WHAT YOU NEED TO DO:
Write each record again exactly as it stands.

DATA ENTRIES:
+--
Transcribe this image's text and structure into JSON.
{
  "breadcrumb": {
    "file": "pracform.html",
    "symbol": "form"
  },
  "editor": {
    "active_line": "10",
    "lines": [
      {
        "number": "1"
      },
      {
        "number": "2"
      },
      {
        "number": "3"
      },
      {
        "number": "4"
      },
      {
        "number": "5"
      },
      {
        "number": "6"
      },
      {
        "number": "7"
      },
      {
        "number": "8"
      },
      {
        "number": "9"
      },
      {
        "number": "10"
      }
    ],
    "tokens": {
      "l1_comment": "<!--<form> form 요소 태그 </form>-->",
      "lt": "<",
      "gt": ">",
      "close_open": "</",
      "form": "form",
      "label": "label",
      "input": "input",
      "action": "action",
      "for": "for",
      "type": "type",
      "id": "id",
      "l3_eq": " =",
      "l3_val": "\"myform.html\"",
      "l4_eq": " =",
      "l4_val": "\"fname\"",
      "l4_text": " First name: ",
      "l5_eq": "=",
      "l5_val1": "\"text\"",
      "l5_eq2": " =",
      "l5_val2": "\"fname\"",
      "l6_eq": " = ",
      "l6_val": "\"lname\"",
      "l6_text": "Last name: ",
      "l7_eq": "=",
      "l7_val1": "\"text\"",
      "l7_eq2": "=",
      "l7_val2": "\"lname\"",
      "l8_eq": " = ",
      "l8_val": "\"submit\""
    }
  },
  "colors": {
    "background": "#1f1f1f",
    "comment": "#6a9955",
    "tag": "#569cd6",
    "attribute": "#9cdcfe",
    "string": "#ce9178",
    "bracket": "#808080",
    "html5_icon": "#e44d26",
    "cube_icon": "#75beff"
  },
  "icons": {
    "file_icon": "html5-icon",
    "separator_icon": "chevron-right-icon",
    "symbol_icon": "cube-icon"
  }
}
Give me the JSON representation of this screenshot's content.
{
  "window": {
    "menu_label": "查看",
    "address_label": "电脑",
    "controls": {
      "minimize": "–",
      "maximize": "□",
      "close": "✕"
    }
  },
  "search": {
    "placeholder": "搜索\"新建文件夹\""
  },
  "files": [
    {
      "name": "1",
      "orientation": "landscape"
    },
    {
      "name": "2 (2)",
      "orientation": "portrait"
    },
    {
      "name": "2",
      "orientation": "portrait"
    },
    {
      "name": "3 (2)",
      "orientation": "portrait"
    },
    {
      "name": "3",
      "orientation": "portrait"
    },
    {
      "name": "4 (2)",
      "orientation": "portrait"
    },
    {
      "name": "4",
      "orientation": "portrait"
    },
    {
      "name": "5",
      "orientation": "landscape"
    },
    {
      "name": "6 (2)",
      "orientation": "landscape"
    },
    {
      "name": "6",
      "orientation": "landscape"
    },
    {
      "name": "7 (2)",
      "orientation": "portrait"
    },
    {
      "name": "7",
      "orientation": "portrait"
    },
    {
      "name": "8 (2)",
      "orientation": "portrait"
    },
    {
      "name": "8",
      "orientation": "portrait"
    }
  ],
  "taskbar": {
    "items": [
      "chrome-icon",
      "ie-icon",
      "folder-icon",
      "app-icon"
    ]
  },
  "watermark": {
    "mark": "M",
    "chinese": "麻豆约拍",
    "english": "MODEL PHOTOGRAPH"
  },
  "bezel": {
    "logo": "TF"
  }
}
+--
ANSWER FOR THIS EXERCISE:
Transcribe this image's text and structure into JSON.
{
  "breadcrumb": {
    "file": "pracform.html",
    "symbol": "form"
  },
  "editor": {
    "active_line": "10",
    "lines": [
      {
        "number": "1"
      },
      {
        "number": "2"
      },
      {
        "number": "3"
      },
      {
        "number": "4"
      },
      {
        "number": "5"
      },
      {
        "number": "6"
      },
      {
        "number": "7"
      },
      {
        "number": "8"
      },
      {
        "number": "9"
      },
      {
        "number": "10"
      }
    ],
    "tokens": {
      "l1_comment": "<!--<form> form 요소 태그 </form>-->",
      "lt": "<",
      "gt": ">",
      "close_open": "</",
      "form": "form",
      "label": "label",
      "input": "input",
      "action": "action",
      "for": "for",
      "type": "type",
      "id": "id",
      "l3_eq": " =",
      "l3_val": "\"myform.html\"",
      "l4_eq": " =",
      "l4_val": "\"fname\"",
      "l4_text": " First name: ",
      "l5_eq": "=",
      "l5_val1": "\"text\"",
      "l5_eq2": " =",
      "l5_val2": "\"fname\"",
      "l6_eq": " = ",
      "l6_val": "\"lname\"",
      "l6_text": "Last name: ",
      "l7_eq": "=",
      "l7_val1": "\"text\"",
      "l7_eq2": "=",
      "l7_val2": "\"lname\"",
      "l8_eq": " = ",
      "l8_val": "\"submit\""
    }
  },
  "colors": {
    "background": "#1f1f1f",
    "comment": "#6a9955",
    "tag": "#569cd6",
    "attribute": "#9cdcfe",
    "string": "#ce9178",
    "bracket": "#808080",
    "html5_icon": "#e44d26",
    "cube_icon": "#75beff"
  },
  "icons": {
    "file_icon": "html5-icon",
    "separator_icon": "chevron-right-icon",
    "symbol_icon": "cube-icon"
  }
}
Give me the JSON representation of this screenshot's content.
{
  "window": {
    "menu_label": "查看",
    "address_label": "电脑",
    "controls": {
      "minimize": "–",
      "maximize": "□",
      "close": "✕"
    }
  },
  "search": {
    "placeholder": "搜索\"新建文件夹\""
  },
  "files": [
    {
      "name": "1",
      "orientation": "landscape"
    },
    {
      "name": "2 (2)",
      "orientation": "portrait"
    },
    {
      "name": "2",
      "orientation": "portrait"
    },
    {
      "name": "3 (2)",
      "orientation": "portrait"
    },
    {
      "name": "3",
      "orientation": "portrait"
    },
    {
      "name": "4 (2)",
      "orientation": "portrait"
    },
    {
      "name": "4",
      "orientation": "portrait"
    },
    {
      "name": "5",
      "orientation": "landscape"
    },
    {
      "name": "6 (2)",
      "orientation": "landscape"
    },
    {
      "name": "6",
      "orientation": "landscape"
    },
    {
      "name": "7 (2)",
      "orientation": "portrait"
    },
    {
      "name": "7",
      "orientation": "portrait"
    },
    {
      "name": "8 (2)",
      "orientation": "portrait"
    },
    {
      "name": "8",
      "orientation": "portrait"
    }
  ],
  "taskbar": {
    "items": [
      "chrome-icon",
      "ie-icon",
      "folder-icon",
      "app-icon"
    ]
  },
  "watermark": {
    "mark": "M",
    "chinese": "麻豆约拍",
    "english": "MODEL PHOTOGRAPH"
  },
  "bezel": {
    "logo": "TF"
  }
}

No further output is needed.